TEXTE FOURNI ::
━━━━━━━━━━━━━━━━

Nord-Kivu: Léonard Kanyamuhanga, 20 ans avec vous et sans vous.

Ville de Goma. PH. ACTUALITE.CD

« Je sens que je vais bientôt vous quitter. Je n'ai qu'un seul regret : tous nos efforts de pacification de la province seront anéantis après moi. Cela m'arrache les larmes. J'y ai beaucoup réfléchi, et sincèrement, je ne vois pas qui  pourrait vraiment ramener la paix dans cette province ». Ainsi parla Léonard Kanyamuhanga 3 jours avant sa mort. Ce jour-là, le Seigneur lui donna un peu de force et il alla au gouvernorat situé non loin de la DGM et de la DGDA. Il convoqua ses collaborateurs les plus proches (4 au total) et leur parla, les larmes aux yeux et le cœur serré. Il prodigua quelques conseils au vice-gouverneur Innocent Shomwa et retourna à la résidence.

━━━━━━━━━━━━━━━━

(Données enregistrées)
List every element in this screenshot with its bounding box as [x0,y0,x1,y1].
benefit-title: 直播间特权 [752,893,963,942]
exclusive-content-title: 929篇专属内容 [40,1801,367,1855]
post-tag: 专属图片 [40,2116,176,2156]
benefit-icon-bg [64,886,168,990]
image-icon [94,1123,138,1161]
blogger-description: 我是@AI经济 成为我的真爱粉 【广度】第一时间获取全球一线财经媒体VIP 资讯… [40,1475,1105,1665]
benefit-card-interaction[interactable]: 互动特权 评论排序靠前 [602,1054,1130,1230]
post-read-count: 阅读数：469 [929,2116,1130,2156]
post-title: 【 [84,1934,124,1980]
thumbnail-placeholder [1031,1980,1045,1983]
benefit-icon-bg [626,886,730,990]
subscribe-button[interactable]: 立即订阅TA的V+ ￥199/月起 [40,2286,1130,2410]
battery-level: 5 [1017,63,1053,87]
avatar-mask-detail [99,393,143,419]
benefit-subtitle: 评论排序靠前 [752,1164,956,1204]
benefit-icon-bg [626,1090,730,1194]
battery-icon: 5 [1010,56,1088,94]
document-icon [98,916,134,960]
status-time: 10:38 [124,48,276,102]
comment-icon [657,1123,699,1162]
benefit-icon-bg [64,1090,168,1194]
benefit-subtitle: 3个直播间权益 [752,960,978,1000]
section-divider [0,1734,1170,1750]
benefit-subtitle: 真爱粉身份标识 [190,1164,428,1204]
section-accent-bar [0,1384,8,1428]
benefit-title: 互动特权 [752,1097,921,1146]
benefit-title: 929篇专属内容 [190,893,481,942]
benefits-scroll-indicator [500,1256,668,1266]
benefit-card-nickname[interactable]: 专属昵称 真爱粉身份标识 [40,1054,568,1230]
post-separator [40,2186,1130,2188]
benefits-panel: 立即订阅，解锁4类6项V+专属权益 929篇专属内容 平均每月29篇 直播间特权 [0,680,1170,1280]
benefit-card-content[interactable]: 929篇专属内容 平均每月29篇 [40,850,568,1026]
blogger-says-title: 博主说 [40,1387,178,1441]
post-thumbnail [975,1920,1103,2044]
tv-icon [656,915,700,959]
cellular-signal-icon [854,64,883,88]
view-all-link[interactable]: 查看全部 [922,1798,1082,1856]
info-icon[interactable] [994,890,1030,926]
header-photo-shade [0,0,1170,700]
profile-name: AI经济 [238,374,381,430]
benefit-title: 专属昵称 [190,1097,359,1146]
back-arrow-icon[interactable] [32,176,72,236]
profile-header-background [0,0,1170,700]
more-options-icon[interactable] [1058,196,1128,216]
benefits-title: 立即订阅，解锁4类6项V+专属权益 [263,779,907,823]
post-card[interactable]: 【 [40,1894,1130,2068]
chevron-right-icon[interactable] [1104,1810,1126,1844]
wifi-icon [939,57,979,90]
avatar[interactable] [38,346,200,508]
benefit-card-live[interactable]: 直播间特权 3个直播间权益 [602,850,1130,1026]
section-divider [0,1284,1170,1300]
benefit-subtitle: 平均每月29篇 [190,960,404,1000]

━━━━━━━━━━━━━━━━

OBJECTIF VISÉ :: Poursuivez, s'il vous plaît, le récit sur les derniers jours de Léonard Kanyamuhanga à partir de sa dernière phrase.

RÉPONSE ATTENDUE ::
Voilà depuis ce jour du 31 juillet 2000, jour pour jour, 20 années depuis que Léonard Kanyamuhanga Gafundi a quitté la terre des hommes. Vingt ans que le regret exprimé trois jours avant sa mort reste toujours d'actualité. La province du Nord-Kivu n'est toujours pas pacifiée. On a beau construire des villas, des immeubles, des routes dans la ville de Goma, l'insécurité règne toujours en maître sur toute l'étendue de la province. Léonard Kanyamuhanga n'avait de cesse de dire et de répéter à ses administrés que rien ne valait la paix, même pas le développement. Car, le développement sans paix n'est que du vernis sur les ongles. Voilà pourquoi, il sillonnait avec toute son équipe les territoires du Nord-Kivu prêchant un seul message, la paix avant toute chose : « Donnez-moi la paix et je vous donnerai le développement », résumé par la formule « Tous pour la Paix et le Développement, en signe TPD » dénaturée et désacralisée à sa mort.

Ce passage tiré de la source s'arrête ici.